— Start of RECORDS SHOWN —

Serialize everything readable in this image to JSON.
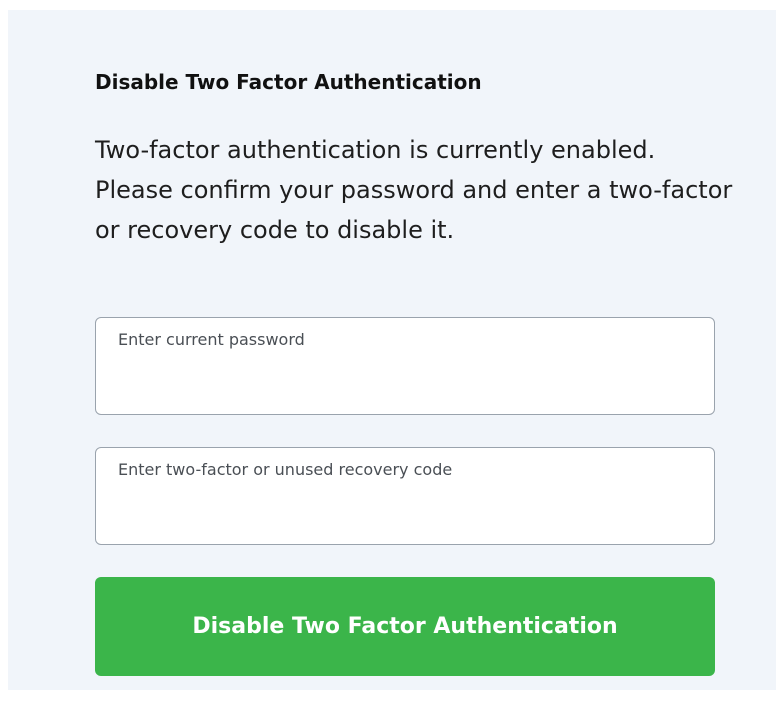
{
  "panel": {
    "title": "Disable Two Factor Authentication",
    "description": "Two-factor authentication is currently enabled. Please confirm your password and enter a two-factor or recovery code to disable it."
  },
  "form": {
    "password_label": "Enter current password",
    "password_value": "",
    "code_label": "Enter two-factor or unused recovery code",
    "code_value": "",
    "submit_label": "Disable Two Factor Authentication"
  },
  "colors": {
    "panel_background": "#f1f5fa",
    "button_background": "#3bb54a",
    "button_text": "#ffffff",
    "field_border": "#9aa3ad"
  }
}
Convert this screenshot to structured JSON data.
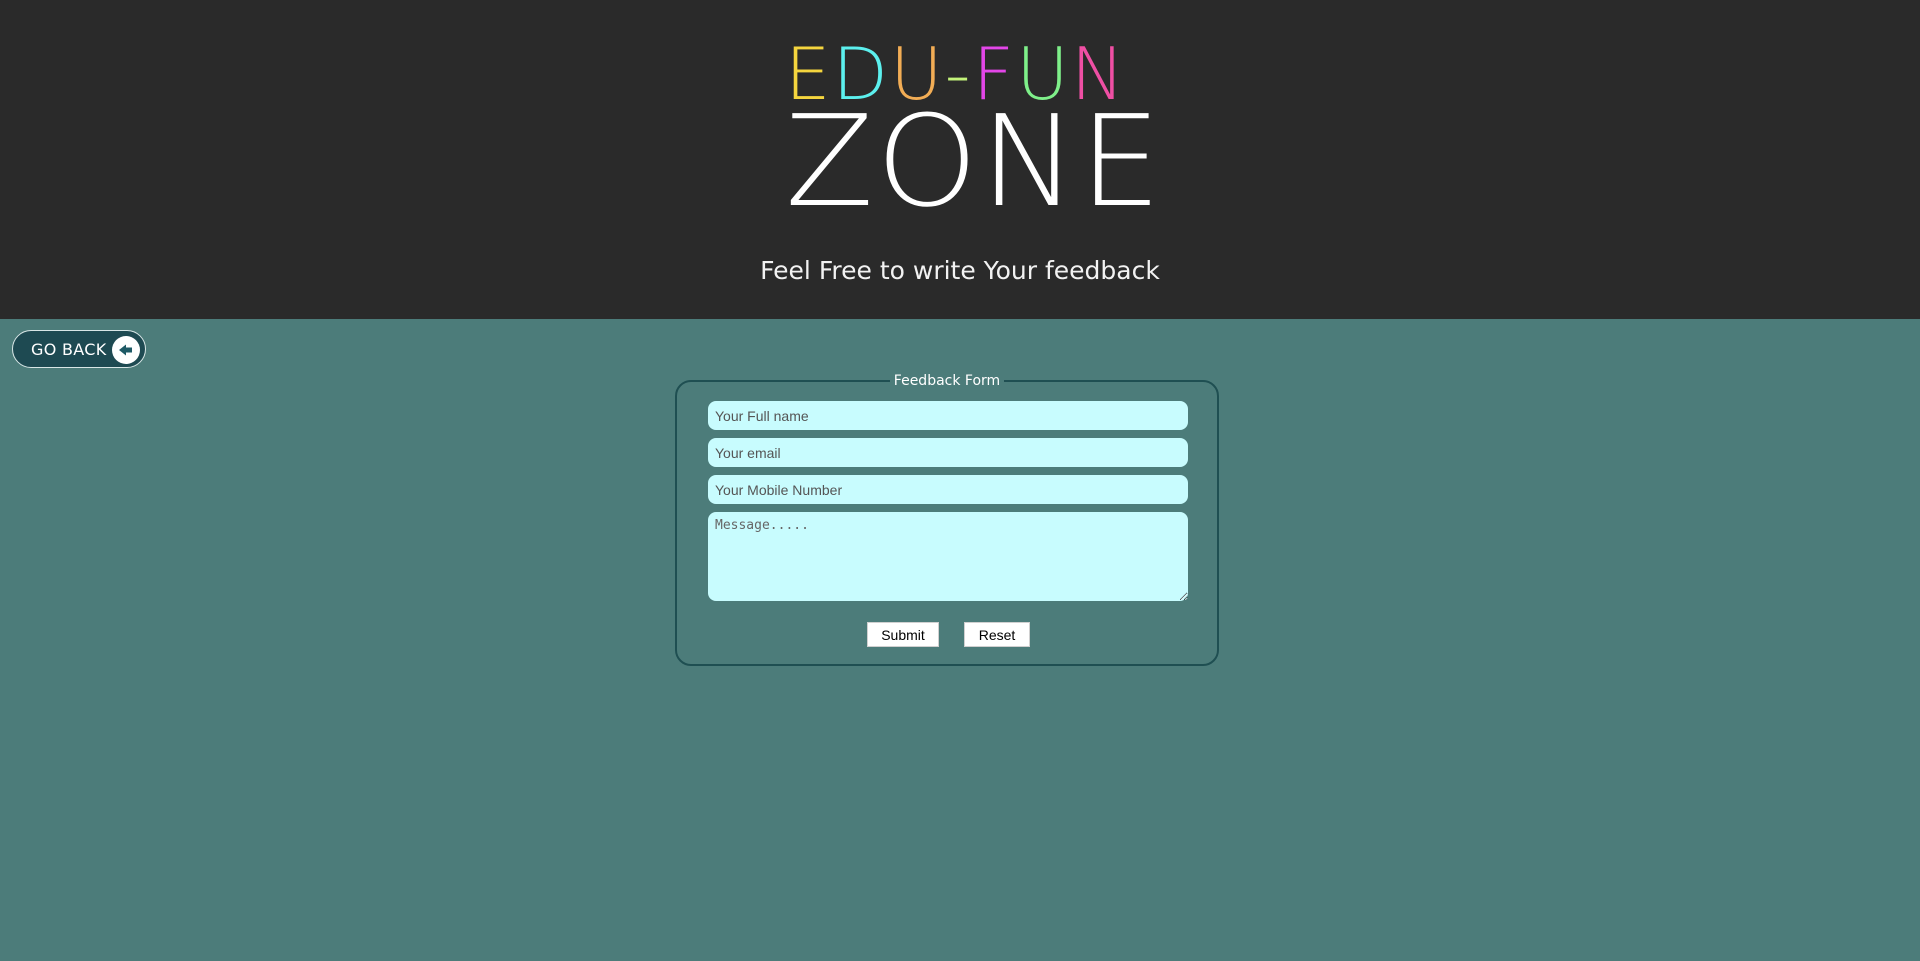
{
  "header": {
    "logo": {
      "top_letters": [
        {
          "char": "E",
          "color": "#f5d53e"
        },
        {
          "char": "D",
          "color": "#5cf0ee"
        },
        {
          "char": "U",
          "color": "#f2ad55"
        },
        {
          "char": "-",
          "color": "#c3f37a"
        },
        {
          "char": "F",
          "color": "#e346e8"
        },
        {
          "char": "U",
          "color": "#7ff08a"
        },
        {
          "char": "N",
          "color": "#ef4fa4"
        }
      ],
      "bottom": "ZONE"
    },
    "tagline": "Feel Free to write Your feedback"
  },
  "back_button": {
    "label": "GO BACK",
    "icon": "arrow-left-circle-icon"
  },
  "form": {
    "legend": "Feedback Form",
    "fields": {
      "full_name": {
        "placeholder": "Your Full name"
      },
      "email": {
        "placeholder": "Your email"
      },
      "mobile": {
        "placeholder": "Your Mobile Number"
      },
      "message": {
        "placeholder": "Message....."
      }
    },
    "buttons": {
      "submit": "Submit",
      "reset": "Reset"
    }
  },
  "colors": {
    "header_bg": "#2a2a2a",
    "page_bg": "#4c7c7a",
    "field_bg": "#c8fcfe",
    "back_button_bg": "#1e4a52"
  }
}
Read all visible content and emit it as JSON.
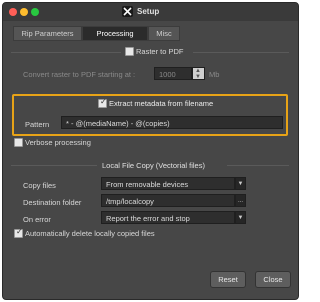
{
  "window": {
    "title": "Setup"
  },
  "tabs": [
    {
      "label": "Rip Parameters"
    },
    {
      "label": "Processing"
    },
    {
      "label": "Misc"
    }
  ],
  "raster": {
    "checkbox_label": "Raster to PDF",
    "checked": false,
    "convert_label": "Convert raster to PDF starting at :",
    "convert_value": "1000",
    "unit": "Mb"
  },
  "metadata": {
    "checkbox_label": "Extract metadata from filename",
    "checked": true,
    "pattern_label": "Pattern",
    "pattern_value": "* - @(mediaName) - @(copies)"
  },
  "verbose": {
    "label": "Verbose processing",
    "checked": false
  },
  "local_copy": {
    "heading": "Local File Copy (Vectorial files)",
    "copy_files_label": "Copy files",
    "copy_files_value": "From removable devices",
    "destination_label": "Destination folder",
    "destination_value": "/tmp/localcopy",
    "browse_label": "...",
    "on_error_label": "On error",
    "on_error_value": "Report the error and stop",
    "auto_delete_label": "Automatically delete locally copied files",
    "auto_delete_checked": true
  },
  "buttons": {
    "reset": "Reset",
    "close": "Close"
  },
  "colors": {
    "highlight": "#e8a317",
    "window_bg": "#474747"
  }
}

— End of RECORDS SHOWN —

Print out the whole of the material word for word, without pictures.

Serialize everything readable in this image to JSON.
{
  "panel": {
    "title": "Disable Two Factor Authentication",
    "description": "Two-factor authentication is currently enabled. Please confirm your password and enter a two-factor or recovery code to disable it."
  },
  "form": {
    "password_label": "Enter current password",
    "password_value": "",
    "code_label": "Enter two-factor or unused recovery code",
    "code_value": "",
    "submit_label": "Disable Two Factor Authentication"
  },
  "colors": {
    "panel_background": "#f1f5fa",
    "button_background": "#3bb54a",
    "button_text": "#ffffff",
    "field_border": "#9aa3ad"
  }
}
Convert this screenshot to structured JSON data.
{
  "header": {
    "logo": {
      "top_letters": [
        {
          "char": "E",
          "color": "#f5d53e"
        },
        {
          "char": "D",
          "color": "#5cf0ee"
        },
        {
          "char": "U",
          "color": "#f2ad55"
        },
        {
          "char": "-",
          "color": "#c3f37a"
        },
        {
          "char": "F",
          "color": "#e346e8"
        },
        {
          "char": "U",
          "color": "#7ff08a"
        },
        {
          "char": "N",
          "color": "#ef4fa4"
        }
      ],
      "bottom": "ZONE"
    },
    "tagline": "Feel Free to write Your feedback"
  },
  "back_button": {
    "label": "GO BACK",
    "icon": "arrow-left-circle-icon"
  },
  "form": {
    "legend": "Feedback Form",
    "fields": {
      "full_name": {
        "placeholder": "Your Full name"
      },
      "email": {
        "placeholder": "Your email"
      },
      "mobile": {
        "placeholder": "Your Mobile Number"
      },
      "message": {
        "placeholder": "Message....."
      }
    },
    "buttons": {
      "submit": "Submit",
      "reset": "Reset"
    }
  },
  "colors": {
    "header_bg": "#2a2a2a",
    "page_bg": "#4c7c7a",
    "field_bg": "#c8fcfe",
    "back_button_bg": "#1e4a52"
  }
}
Read all visible content and emit it as JSON.
{
  "window": {
    "title": "Setup"
  },
  "tabs": [
    {
      "label": "Rip Parameters"
    },
    {
      "label": "Processing"
    },
    {
      "label": "Misc"
    }
  ],
  "raster": {
    "checkbox_label": "Raster to PDF",
    "checked": false,
    "convert_label": "Convert raster to PDF starting at :",
    "convert_value": "1000",
    "unit": "Mb"
  },
  "metadata": {
    "checkbox_label": "Extract metadata from filename",
    "checked": true,
    "pattern_label": "Pattern",
    "pattern_value": "* - @(mediaName) - @(copies)"
  },
  "verbose": {
    "label": "Verbose processing",
    "checked": false
  },
  "local_copy": {
    "heading": "Local File Copy (Vectorial files)",
    "copy_files_label": "Copy files",
    "copy_files_value": "From removable devices",
    "destination_label": "Destination folder",
    "destination_value": "/tmp/localcopy",
    "browse_label": "...",
    "on_error_label": "On error",
    "on_error_value": "Report the error and stop",
    "auto_delete_label": "Automatically delete locally copied files",
    "auto_delete_checked": true
  },
  "buttons": {
    "reset": "Reset",
    "close": "Close"
  },
  "colors": {
    "highlight": "#e8a317",
    "window_bg": "#474747"
  }
}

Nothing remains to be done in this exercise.